[Extracted data entries]
- - -

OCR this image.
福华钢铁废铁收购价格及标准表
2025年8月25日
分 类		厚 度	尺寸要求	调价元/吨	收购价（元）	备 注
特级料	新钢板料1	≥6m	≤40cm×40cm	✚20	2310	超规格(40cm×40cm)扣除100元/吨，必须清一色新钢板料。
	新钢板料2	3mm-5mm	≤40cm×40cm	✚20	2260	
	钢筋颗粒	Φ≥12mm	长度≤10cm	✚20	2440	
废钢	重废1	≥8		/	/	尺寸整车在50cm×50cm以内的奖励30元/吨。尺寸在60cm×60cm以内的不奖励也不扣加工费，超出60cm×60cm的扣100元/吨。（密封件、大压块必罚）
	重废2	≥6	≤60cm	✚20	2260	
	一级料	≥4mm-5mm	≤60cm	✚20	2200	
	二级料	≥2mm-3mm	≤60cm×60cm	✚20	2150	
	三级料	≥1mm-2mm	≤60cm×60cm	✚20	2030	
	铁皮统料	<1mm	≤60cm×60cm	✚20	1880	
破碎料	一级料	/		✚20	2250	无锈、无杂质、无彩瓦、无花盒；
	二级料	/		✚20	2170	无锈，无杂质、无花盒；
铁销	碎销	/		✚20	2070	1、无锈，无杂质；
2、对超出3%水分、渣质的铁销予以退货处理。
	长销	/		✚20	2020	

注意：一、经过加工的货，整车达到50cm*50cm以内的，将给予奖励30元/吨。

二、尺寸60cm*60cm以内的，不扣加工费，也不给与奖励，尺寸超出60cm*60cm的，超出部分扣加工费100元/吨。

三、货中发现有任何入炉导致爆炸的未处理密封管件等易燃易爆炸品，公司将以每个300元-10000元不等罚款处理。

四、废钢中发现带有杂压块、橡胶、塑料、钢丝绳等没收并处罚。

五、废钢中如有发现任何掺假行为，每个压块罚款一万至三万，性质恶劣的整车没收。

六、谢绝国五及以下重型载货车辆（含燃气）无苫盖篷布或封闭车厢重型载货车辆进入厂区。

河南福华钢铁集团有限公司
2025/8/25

- - -

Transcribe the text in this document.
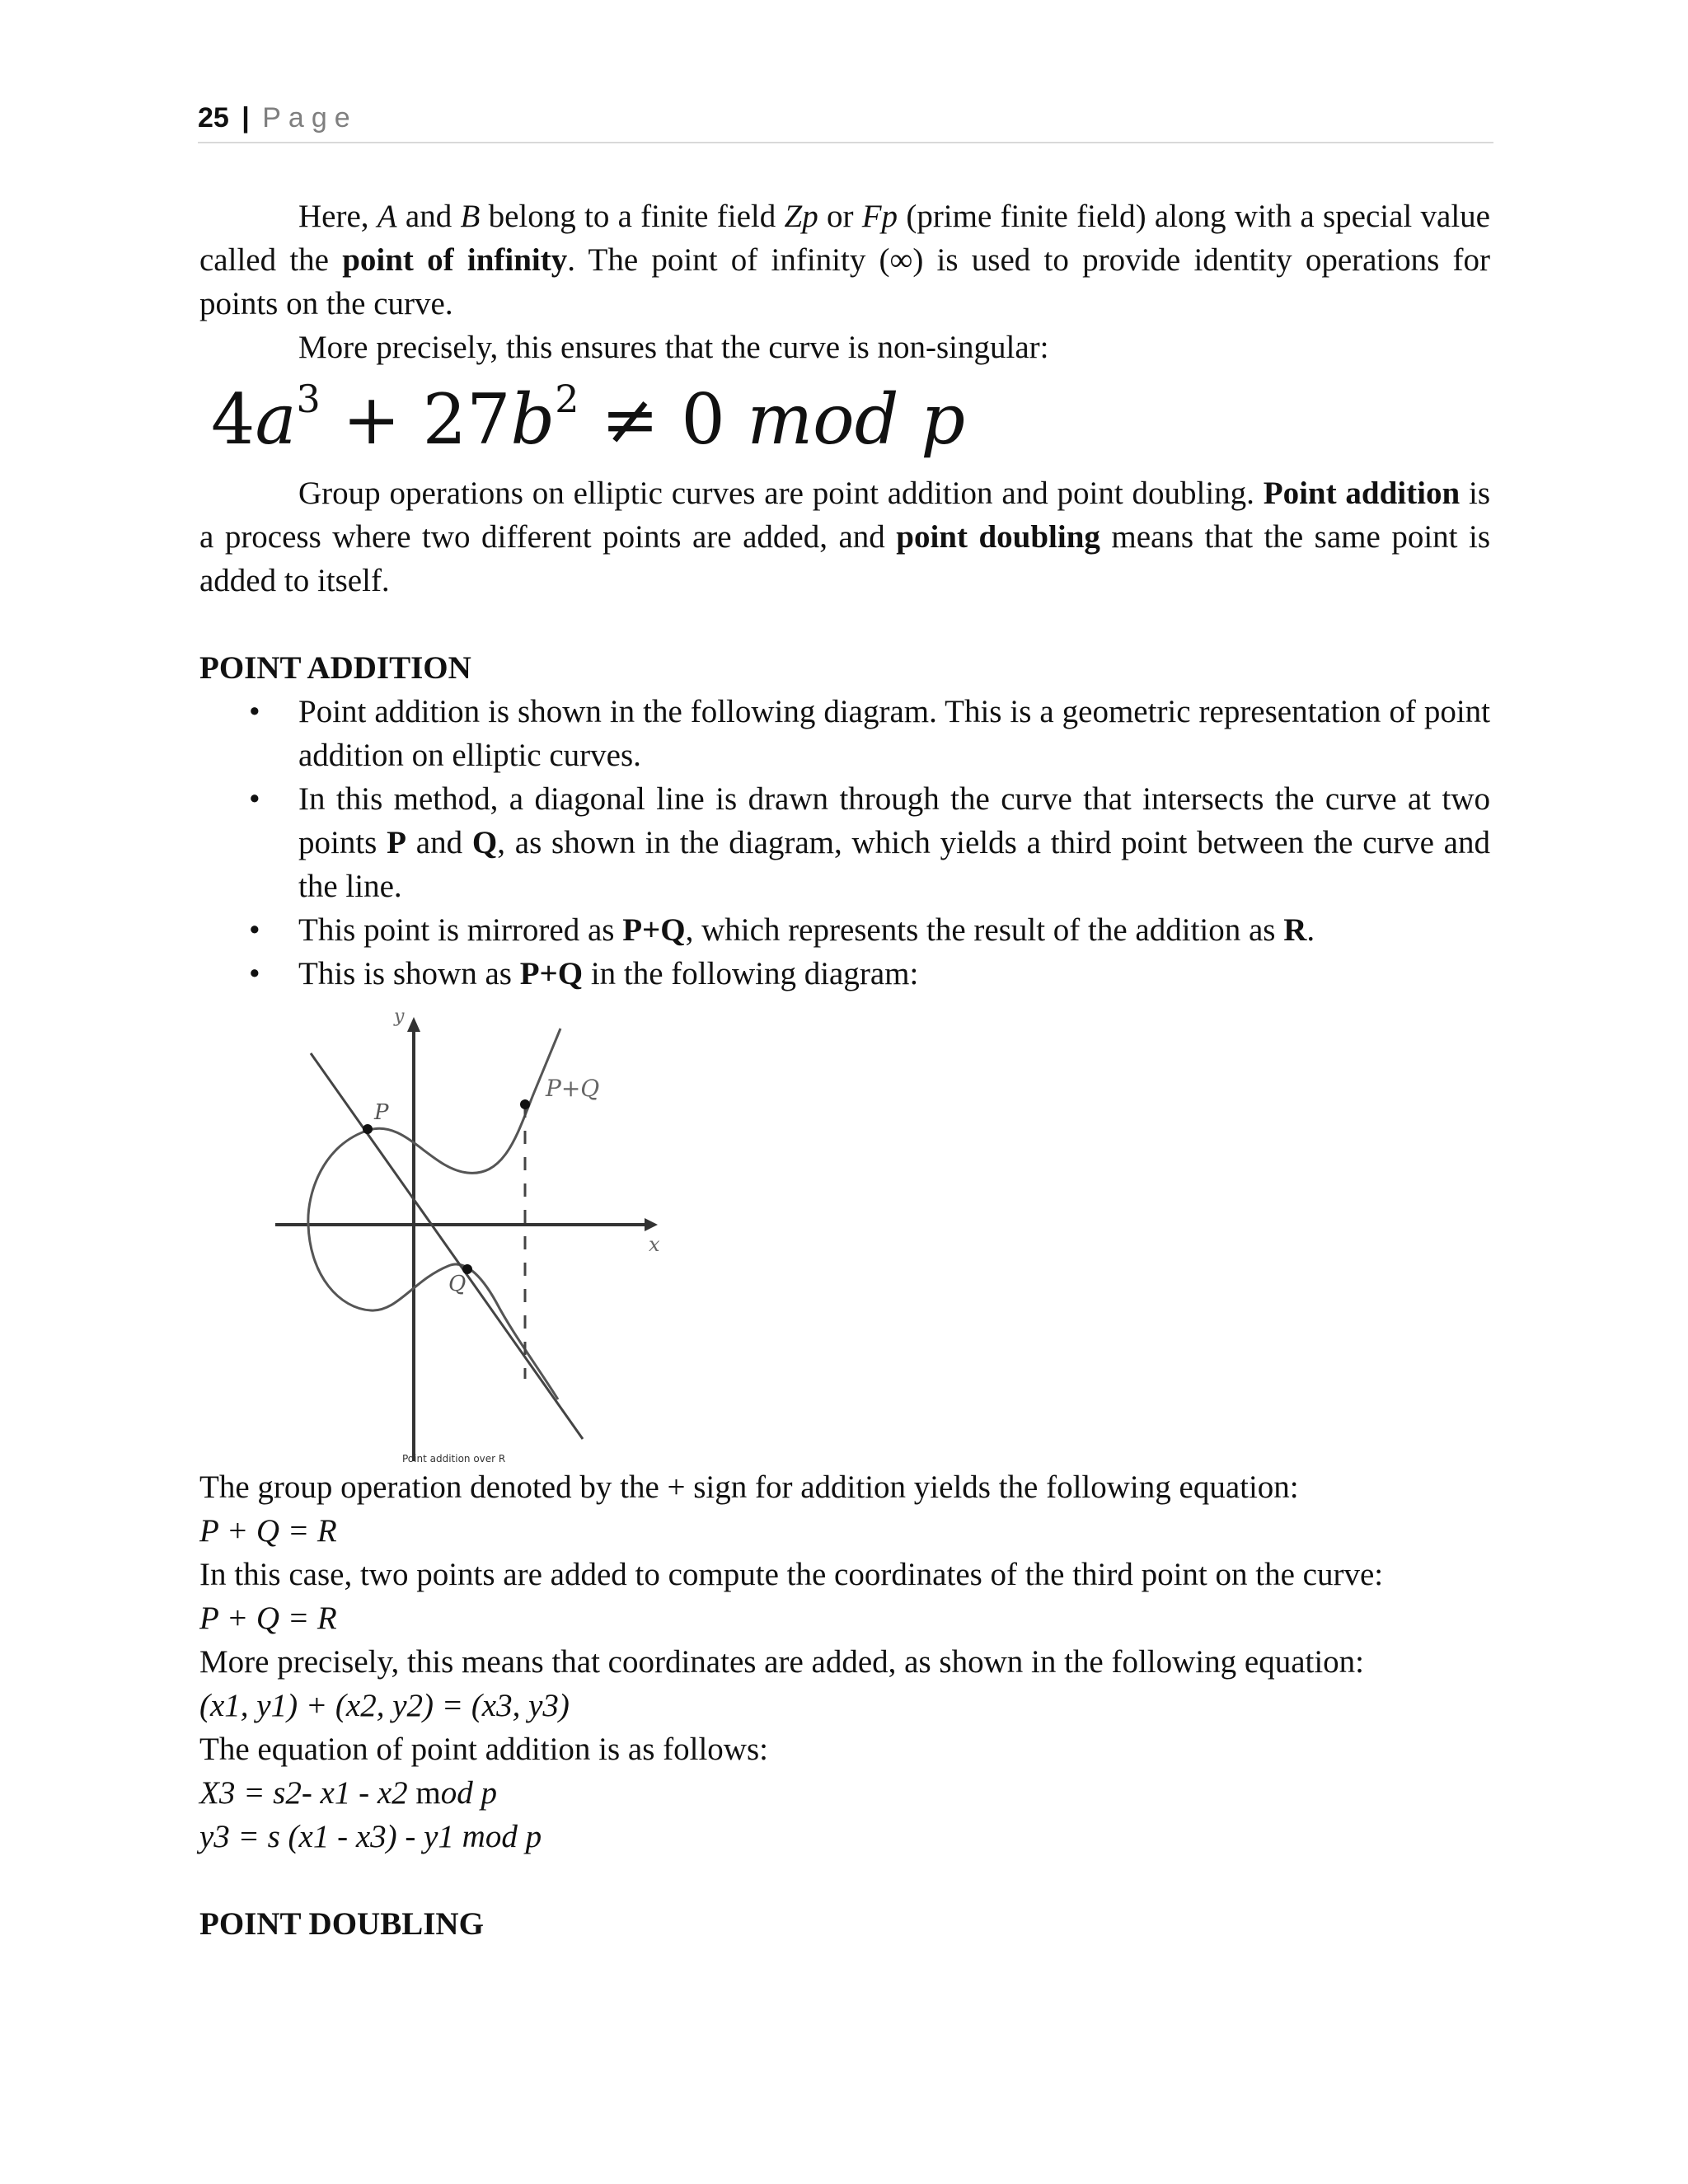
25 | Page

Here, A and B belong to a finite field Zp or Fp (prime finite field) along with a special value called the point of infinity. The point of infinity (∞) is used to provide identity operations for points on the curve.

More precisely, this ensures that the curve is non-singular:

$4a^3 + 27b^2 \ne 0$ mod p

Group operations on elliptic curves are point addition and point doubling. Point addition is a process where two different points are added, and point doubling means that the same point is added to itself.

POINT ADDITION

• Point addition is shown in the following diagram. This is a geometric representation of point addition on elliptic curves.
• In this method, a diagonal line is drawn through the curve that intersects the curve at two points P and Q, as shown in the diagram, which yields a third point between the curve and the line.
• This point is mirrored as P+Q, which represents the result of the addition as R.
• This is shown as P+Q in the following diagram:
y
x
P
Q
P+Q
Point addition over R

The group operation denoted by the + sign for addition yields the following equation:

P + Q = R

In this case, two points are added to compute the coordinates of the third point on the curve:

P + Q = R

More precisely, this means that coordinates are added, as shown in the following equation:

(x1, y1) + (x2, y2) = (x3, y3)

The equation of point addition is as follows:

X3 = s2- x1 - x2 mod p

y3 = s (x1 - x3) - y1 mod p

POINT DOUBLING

- - -

INSTRUCTIONS FOR THE TASK. Report how many lines of the entries hold the word "yields". Nothing else is needed.

FINISHED EXERCISE. 2